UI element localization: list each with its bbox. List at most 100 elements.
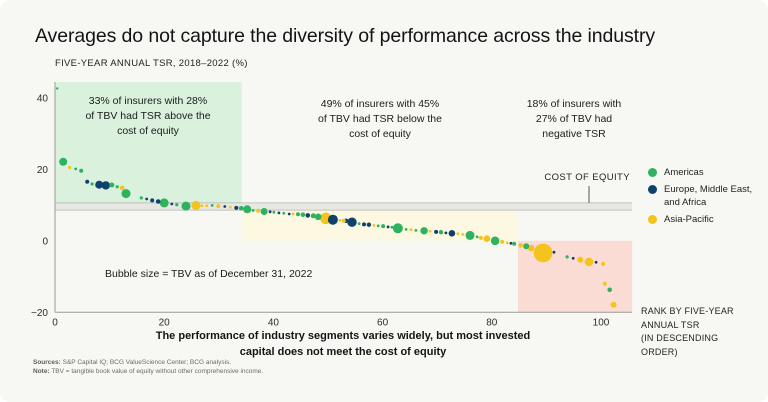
- bubble: [79, 168, 84, 173]
- bubble: [420, 227, 428, 235]
- bubble: [305, 213, 311, 218]
- bubble: [372, 224, 376, 227]
- bubble: [607, 287, 612, 293]
- bubble: [268, 210, 272, 214]
- bubble: [85, 179, 90, 184]
- bubble: [594, 260, 598, 264]
- y-tick-label: 40: [37, 93, 49, 104]
- bubble: [381, 224, 386, 229]
- chart-caption: The performance of industry segments var…: [155, 330, 531, 358]
- bubble: [386, 225, 390, 229]
- bubble: [461, 233, 465, 236]
- bubble: [475, 235, 479, 239]
- bubble: [584, 257, 594, 267]
- bubble: [338, 219, 342, 222]
- bubble: [272, 210, 276, 214]
- bubble: [243, 205, 252, 214]
- bubble: [175, 203, 179, 207]
- bubble: [238, 206, 244, 211]
- bubble: [155, 199, 161, 204]
- bubble: [216, 204, 221, 209]
- bubble: [438, 230, 444, 235]
- y-axis-title: FIVE-YEAR ANNUAL TSR, 2018–2022 (%): [55, 58, 248, 69]
- bubble: [170, 202, 174, 206]
- bubble: [90, 182, 94, 186]
- y-tick-label: 0: [42, 236, 48, 247]
- bubble: [434, 229, 439, 234]
- emea-dot-icon: [648, 185, 657, 194]
- bubble: [500, 239, 505, 244]
- x-axis-title: RANK BY FIVE-YEAR ANNUAL TSR (IN DESCEND…: [641, 306, 734, 357]
- bubble: [490, 236, 500, 246]
- bubble: [571, 256, 575, 260]
- bubble: [565, 255, 569, 259]
- legend-item-emea: Europe, Middle East, and Africa: [648, 183, 760, 209]
- x-tick-label: 20: [159, 317, 171, 328]
- bubble: [478, 235, 483, 240]
- bubble: [390, 225, 394, 229]
- bubble-size-note: Bubble size = TBV as of December 31, 202…: [105, 268, 313, 280]
- bubble: [366, 222, 372, 227]
- bubble: [181, 201, 191, 211]
- bubble: [115, 185, 119, 189]
- x-tick-label: 40: [268, 317, 280, 328]
- bubble: [95, 180, 104, 189]
- x-tick-label: 0: [52, 317, 58, 328]
- bubble: [310, 213, 316, 219]
- bubble: [159, 198, 169, 208]
- bubble: [228, 205, 232, 209]
- bubble: [291, 212, 295, 216]
- bubble: [150, 198, 155, 203]
- bubble: [260, 208, 268, 215]
- bubble: [256, 208, 261, 213]
- bubble: [277, 211, 281, 215]
- bubble: [414, 229, 418, 232]
- x-tick-label: 100: [593, 317, 610, 328]
- bubble: [287, 212, 291, 216]
- bubble: [428, 229, 432, 233]
- bubble: [101, 181, 111, 190]
- asia-pacific-dot-icon: [648, 215, 657, 224]
- bubble: [518, 243, 523, 248]
- bubble: [512, 241, 517, 246]
- bubble: [282, 211, 286, 215]
- bubble: [465, 230, 475, 240]
- bubble: [552, 250, 556, 254]
- bubble: [376, 224, 380, 228]
- bubble: [577, 256, 584, 263]
- bubble: [527, 244, 535, 252]
- annotation-negative-tsr: 18% of insurers with 27% of TBV had nega…: [526, 98, 622, 140]
- bubble: [392, 223, 403, 234]
- bubble: [121, 189, 131, 199]
- bubble: [601, 261, 606, 266]
- bubble: [404, 228, 408, 231]
- bubble: [109, 182, 115, 188]
- bubble: [409, 228, 413, 232]
- bubble: [444, 231, 448, 235]
- bubble: [602, 281, 607, 286]
- x-tick-label: 60: [377, 317, 389, 328]
- bubble: [139, 196, 143, 200]
- annotation-above-cost-of-equity: 33% of insurers with 28% of TBV had TSR …: [85, 95, 211, 137]
- bubble: [327, 214, 338, 225]
- bubble: [509, 241, 513, 245]
- bubble: [456, 232, 460, 236]
- bubble: [205, 204, 209, 208]
- bubble: [610, 301, 617, 308]
- bubble: [314, 213, 322, 221]
- legend: Americas Europe, Middle East, and Africa…: [648, 166, 760, 230]
- bubble: [347, 217, 357, 227]
- sources-line: Sources: S&P Capital IQ; BCG ValueScienc…: [33, 359, 232, 366]
- bubble: [296, 212, 300, 217]
- legend-item-americas: Americas: [648, 166, 760, 179]
- bubble: [119, 185, 125, 191]
- bubble: [341, 218, 346, 223]
- bubble: [68, 165, 72, 170]
- bubble: [56, 87, 59, 90]
- page-title: Averages do not capture the diversity of…: [35, 25, 656, 47]
- y-tick-label: 20: [37, 165, 49, 176]
- cost-of-equity-band: [55, 202, 632, 211]
- bubble: [210, 204, 214, 207]
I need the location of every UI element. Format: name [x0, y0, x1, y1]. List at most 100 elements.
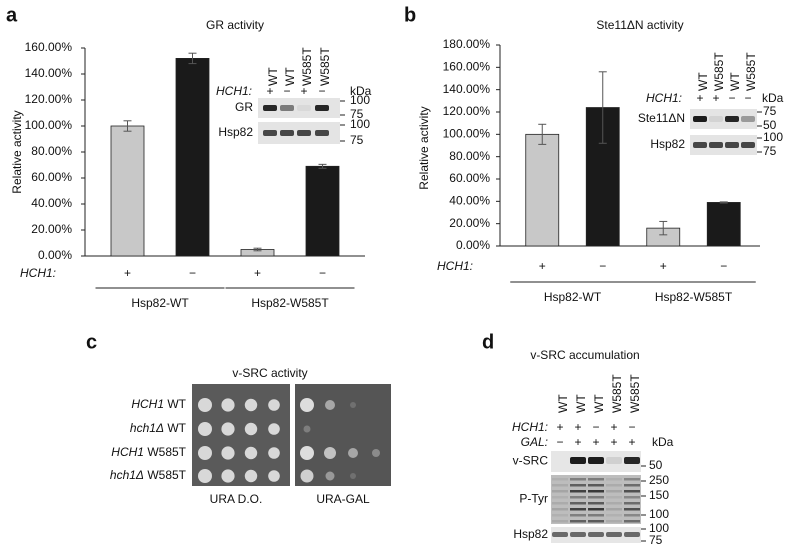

■ To be done ■
Starting at the line that contains "- bubble: [79, 168, 84, 173]" and ending at the line that contains "- bubble: [338, 219, 342, 222]", rewrite those lines of the records with "chart-caption" changed to "figure-caption" and everything else left the same.

■ Correct answer ■
- bubble: [79, 168, 84, 173]
- bubble: [420, 227, 428, 235]
- bubble: [305, 213, 311, 218]
- bubble: [372, 224, 376, 227]
- bubble: [607, 287, 612, 293]
- bubble: [268, 210, 272, 214]
- bubble: [85, 179, 90, 184]
- bubble: [594, 260, 598, 264]
- y-tick-label: 40: [37, 93, 49, 104]
- bubble: [381, 224, 386, 229]
- figure-caption: The performance of industry segments var…: [155, 330, 531, 358]
- bubble: [386, 225, 390, 229]
- bubble: [461, 233, 465, 236]
- bubble: [475, 235, 479, 239]
- bubble: [584, 257, 594, 267]
- bubble: [338, 219, 342, 222]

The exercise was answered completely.